A run of records
— start —

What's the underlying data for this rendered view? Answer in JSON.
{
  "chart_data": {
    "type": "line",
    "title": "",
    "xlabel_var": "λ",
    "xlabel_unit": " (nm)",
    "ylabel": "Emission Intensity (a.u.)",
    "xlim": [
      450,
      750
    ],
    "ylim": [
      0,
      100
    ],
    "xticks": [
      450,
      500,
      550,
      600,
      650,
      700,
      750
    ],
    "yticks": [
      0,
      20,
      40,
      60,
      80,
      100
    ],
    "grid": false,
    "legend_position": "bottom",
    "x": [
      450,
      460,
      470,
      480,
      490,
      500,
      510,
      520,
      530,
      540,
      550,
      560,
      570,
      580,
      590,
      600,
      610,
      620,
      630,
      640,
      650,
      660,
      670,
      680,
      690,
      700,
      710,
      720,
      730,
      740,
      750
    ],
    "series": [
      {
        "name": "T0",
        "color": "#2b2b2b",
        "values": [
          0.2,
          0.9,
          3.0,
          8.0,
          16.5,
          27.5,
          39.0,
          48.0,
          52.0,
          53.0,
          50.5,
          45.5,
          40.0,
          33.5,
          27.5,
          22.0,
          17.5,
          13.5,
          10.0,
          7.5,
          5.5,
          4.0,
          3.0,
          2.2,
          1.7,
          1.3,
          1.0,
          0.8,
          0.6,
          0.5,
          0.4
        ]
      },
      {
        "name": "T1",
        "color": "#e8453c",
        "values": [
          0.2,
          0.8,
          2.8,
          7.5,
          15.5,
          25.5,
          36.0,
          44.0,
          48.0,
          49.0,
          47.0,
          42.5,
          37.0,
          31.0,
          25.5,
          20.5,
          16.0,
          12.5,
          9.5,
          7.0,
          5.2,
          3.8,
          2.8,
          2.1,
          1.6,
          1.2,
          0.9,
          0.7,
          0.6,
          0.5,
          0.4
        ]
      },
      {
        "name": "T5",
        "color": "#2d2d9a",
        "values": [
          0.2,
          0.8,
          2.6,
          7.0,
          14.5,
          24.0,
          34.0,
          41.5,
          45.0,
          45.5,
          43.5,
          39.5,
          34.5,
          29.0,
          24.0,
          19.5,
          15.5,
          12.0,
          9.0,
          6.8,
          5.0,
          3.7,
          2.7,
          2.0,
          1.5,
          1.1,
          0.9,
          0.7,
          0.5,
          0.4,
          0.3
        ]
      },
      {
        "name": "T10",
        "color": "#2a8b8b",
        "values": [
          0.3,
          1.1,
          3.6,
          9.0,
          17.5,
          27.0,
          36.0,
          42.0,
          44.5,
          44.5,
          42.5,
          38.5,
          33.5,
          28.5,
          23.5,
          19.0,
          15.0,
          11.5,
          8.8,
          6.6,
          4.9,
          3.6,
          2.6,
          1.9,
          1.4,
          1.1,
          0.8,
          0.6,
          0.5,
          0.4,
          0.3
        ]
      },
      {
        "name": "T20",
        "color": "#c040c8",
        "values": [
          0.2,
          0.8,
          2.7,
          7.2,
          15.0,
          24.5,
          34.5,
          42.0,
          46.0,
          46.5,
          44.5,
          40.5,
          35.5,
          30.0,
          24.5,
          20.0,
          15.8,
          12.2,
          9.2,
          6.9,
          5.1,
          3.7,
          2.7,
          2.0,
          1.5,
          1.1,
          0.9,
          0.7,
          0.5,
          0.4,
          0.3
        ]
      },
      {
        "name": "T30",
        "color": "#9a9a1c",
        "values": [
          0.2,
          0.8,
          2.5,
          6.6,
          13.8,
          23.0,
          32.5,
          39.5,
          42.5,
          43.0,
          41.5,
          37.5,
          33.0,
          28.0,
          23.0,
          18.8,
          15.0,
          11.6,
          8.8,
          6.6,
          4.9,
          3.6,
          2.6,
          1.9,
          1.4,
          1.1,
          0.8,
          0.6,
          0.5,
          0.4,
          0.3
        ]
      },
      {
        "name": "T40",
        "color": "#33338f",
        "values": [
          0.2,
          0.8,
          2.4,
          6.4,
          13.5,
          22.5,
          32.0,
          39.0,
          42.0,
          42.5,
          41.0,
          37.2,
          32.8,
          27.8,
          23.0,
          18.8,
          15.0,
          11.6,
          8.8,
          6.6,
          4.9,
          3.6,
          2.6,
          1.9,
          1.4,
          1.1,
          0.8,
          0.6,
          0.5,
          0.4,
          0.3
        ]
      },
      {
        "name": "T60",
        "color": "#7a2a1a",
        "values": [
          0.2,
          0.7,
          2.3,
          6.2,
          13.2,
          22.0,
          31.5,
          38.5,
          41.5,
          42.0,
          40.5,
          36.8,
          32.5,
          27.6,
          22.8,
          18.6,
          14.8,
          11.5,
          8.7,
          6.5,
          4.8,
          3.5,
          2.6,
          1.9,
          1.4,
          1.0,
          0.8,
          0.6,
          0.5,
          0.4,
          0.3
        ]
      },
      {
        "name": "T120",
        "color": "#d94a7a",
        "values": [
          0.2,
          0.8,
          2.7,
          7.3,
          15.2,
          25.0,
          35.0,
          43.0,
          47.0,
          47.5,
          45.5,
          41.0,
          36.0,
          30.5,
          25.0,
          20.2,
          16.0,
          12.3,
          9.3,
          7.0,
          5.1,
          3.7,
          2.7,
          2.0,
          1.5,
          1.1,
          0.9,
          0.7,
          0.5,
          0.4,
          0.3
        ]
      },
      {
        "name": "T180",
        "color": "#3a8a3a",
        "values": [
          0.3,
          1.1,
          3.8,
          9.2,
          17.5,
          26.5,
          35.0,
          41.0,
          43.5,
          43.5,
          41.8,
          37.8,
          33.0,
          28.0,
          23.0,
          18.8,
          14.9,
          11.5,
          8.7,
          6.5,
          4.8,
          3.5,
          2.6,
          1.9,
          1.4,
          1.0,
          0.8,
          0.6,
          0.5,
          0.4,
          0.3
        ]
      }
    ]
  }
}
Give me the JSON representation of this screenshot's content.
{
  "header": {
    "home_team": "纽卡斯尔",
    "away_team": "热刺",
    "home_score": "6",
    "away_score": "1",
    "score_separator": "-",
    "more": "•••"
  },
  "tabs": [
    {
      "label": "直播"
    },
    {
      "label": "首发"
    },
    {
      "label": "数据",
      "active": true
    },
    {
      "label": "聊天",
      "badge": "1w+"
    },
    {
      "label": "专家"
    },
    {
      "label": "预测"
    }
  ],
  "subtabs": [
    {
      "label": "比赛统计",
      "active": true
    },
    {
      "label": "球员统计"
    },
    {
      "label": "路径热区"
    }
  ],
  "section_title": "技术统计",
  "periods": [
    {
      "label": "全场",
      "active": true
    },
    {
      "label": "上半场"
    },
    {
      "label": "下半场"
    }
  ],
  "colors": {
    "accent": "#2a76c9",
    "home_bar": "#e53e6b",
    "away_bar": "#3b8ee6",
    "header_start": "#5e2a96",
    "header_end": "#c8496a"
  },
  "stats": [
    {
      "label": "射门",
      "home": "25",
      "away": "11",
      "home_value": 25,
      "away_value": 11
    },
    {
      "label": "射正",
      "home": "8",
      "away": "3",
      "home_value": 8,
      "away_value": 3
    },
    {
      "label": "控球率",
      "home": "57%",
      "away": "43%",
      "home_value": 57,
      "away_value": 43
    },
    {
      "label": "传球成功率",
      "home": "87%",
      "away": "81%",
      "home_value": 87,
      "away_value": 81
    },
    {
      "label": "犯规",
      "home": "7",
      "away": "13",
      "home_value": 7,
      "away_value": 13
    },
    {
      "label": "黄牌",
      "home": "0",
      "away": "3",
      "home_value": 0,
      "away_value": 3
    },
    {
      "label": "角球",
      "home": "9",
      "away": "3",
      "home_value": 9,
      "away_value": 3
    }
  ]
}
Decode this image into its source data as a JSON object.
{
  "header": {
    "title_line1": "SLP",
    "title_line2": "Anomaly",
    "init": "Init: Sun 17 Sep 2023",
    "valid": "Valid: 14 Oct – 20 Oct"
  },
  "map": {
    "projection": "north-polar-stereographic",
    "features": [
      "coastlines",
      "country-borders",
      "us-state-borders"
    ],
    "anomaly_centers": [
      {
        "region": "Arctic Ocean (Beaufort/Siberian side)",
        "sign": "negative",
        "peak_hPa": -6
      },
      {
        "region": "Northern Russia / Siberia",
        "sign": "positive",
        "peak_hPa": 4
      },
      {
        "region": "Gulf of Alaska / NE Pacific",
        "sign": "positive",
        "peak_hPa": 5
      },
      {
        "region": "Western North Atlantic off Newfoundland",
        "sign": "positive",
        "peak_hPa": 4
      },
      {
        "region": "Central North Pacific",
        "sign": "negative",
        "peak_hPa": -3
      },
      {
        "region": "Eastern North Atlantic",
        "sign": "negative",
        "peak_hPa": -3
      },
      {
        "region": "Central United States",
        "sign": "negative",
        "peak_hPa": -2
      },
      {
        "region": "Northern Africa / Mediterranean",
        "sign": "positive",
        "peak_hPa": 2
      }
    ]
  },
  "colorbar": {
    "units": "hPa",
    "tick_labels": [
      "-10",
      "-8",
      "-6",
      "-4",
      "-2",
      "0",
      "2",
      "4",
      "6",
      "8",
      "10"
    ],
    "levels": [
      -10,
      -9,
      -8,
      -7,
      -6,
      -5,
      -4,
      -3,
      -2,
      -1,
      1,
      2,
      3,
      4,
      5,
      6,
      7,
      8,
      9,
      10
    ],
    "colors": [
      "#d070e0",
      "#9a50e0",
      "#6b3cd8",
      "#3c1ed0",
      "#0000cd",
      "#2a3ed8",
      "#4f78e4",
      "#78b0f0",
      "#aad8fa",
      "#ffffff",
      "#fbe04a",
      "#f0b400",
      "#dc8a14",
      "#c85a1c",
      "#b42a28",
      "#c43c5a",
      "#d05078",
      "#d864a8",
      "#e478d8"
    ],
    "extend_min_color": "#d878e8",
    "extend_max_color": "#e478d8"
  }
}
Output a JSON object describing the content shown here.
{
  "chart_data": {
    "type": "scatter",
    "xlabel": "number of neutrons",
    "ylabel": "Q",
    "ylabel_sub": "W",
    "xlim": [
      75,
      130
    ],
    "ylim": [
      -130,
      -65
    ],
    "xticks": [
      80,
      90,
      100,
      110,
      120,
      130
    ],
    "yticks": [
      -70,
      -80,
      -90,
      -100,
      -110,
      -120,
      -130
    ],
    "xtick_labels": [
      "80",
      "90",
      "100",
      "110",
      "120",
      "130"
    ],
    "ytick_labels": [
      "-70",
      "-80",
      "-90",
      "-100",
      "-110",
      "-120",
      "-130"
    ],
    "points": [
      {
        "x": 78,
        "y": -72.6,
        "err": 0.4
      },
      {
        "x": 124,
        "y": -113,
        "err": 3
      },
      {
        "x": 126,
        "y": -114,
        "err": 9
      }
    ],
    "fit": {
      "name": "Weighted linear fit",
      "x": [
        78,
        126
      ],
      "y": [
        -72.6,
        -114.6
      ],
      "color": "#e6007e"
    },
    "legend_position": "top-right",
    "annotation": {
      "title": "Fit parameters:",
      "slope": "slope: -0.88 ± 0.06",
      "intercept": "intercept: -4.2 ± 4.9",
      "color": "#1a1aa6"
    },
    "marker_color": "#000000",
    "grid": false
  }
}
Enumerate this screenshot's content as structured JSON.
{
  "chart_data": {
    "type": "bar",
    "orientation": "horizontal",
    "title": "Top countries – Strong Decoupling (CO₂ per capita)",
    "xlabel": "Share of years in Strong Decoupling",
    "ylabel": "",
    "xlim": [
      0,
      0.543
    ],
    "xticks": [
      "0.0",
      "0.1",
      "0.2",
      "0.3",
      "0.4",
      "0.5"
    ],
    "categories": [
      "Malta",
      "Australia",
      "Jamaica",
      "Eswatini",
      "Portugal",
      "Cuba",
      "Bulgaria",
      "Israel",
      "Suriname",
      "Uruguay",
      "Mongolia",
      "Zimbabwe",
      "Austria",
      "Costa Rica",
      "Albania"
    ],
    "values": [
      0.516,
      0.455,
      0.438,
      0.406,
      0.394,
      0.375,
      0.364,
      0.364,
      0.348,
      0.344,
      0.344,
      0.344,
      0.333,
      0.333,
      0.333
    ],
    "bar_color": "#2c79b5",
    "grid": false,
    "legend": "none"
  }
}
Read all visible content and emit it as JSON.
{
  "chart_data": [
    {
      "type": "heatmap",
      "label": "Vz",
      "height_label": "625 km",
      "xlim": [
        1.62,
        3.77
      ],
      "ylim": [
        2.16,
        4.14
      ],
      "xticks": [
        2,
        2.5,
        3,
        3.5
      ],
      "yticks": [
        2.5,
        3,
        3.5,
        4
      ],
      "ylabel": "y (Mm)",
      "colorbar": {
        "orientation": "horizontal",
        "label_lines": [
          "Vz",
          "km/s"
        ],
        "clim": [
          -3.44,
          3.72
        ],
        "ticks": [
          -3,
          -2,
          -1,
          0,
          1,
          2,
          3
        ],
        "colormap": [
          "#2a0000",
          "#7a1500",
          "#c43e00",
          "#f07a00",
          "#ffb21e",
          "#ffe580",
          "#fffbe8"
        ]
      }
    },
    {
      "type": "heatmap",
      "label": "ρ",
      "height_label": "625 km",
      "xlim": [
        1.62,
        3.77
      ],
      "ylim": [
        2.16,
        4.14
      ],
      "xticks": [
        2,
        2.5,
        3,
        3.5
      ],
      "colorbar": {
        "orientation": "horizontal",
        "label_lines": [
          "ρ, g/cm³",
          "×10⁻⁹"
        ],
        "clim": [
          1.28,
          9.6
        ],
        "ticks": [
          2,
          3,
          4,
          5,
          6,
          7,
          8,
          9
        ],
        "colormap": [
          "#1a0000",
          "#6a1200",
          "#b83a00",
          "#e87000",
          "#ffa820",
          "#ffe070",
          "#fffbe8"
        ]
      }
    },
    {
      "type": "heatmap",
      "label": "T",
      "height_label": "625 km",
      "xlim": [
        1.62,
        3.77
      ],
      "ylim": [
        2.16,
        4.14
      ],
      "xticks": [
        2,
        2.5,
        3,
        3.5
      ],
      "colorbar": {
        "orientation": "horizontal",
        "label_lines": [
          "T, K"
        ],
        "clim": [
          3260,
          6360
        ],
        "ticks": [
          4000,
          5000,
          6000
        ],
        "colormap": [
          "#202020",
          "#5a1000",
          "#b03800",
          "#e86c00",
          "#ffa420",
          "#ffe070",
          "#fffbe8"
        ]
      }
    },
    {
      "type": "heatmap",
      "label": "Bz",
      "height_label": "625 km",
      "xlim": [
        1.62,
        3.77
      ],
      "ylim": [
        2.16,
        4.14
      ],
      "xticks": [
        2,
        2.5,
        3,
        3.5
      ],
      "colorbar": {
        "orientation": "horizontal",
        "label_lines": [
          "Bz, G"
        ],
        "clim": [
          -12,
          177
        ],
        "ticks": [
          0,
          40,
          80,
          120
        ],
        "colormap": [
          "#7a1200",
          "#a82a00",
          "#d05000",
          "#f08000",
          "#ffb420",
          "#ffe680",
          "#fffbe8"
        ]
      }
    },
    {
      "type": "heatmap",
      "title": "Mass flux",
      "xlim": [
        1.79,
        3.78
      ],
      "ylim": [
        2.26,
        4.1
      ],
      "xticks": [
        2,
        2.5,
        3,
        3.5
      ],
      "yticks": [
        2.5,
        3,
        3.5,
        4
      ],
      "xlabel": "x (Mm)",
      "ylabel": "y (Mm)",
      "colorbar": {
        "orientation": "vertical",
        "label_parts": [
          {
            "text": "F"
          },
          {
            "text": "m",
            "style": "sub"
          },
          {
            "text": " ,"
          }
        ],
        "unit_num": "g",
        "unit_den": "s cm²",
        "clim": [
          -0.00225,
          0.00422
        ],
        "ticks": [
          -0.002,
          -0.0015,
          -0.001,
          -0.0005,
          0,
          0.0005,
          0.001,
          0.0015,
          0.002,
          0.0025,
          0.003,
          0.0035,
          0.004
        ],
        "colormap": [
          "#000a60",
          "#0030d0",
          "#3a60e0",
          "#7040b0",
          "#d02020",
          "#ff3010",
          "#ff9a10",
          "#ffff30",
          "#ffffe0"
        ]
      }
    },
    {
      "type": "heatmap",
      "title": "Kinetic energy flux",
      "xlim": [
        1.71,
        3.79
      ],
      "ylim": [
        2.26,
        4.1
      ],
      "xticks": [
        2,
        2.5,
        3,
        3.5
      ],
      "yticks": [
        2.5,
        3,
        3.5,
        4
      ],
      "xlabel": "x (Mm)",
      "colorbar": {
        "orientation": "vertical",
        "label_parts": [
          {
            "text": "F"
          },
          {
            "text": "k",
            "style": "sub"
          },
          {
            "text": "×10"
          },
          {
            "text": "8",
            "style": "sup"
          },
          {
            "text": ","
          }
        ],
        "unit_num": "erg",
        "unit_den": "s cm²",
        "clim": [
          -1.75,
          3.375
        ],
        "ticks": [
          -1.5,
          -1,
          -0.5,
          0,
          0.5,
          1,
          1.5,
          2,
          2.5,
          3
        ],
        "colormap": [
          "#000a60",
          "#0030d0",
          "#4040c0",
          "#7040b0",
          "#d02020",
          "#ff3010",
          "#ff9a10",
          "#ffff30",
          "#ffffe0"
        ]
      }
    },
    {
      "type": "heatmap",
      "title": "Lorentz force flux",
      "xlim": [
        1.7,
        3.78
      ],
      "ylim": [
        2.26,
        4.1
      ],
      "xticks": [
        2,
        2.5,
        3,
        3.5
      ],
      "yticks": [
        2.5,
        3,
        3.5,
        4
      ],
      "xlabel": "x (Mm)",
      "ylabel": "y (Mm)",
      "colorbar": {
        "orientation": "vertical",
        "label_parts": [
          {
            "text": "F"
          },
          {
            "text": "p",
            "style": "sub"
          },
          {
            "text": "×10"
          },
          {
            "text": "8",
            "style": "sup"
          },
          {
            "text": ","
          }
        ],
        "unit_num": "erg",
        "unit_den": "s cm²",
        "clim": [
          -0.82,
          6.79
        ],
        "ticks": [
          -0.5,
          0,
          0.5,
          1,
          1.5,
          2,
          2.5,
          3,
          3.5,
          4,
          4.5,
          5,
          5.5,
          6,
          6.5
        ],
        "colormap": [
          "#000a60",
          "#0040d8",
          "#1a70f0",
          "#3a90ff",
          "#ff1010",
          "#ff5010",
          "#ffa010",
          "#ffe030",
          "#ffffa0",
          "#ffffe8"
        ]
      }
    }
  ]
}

— end —

_SHORT PROBLEM_:
Reproduce each line holding the word "Decoupling".

_TASK SOLUTION_:
    "title": "Top countries – Strong Decoupling (CO₂ per capita)",
    "xlabel": "Share of years in Strong Decoupling",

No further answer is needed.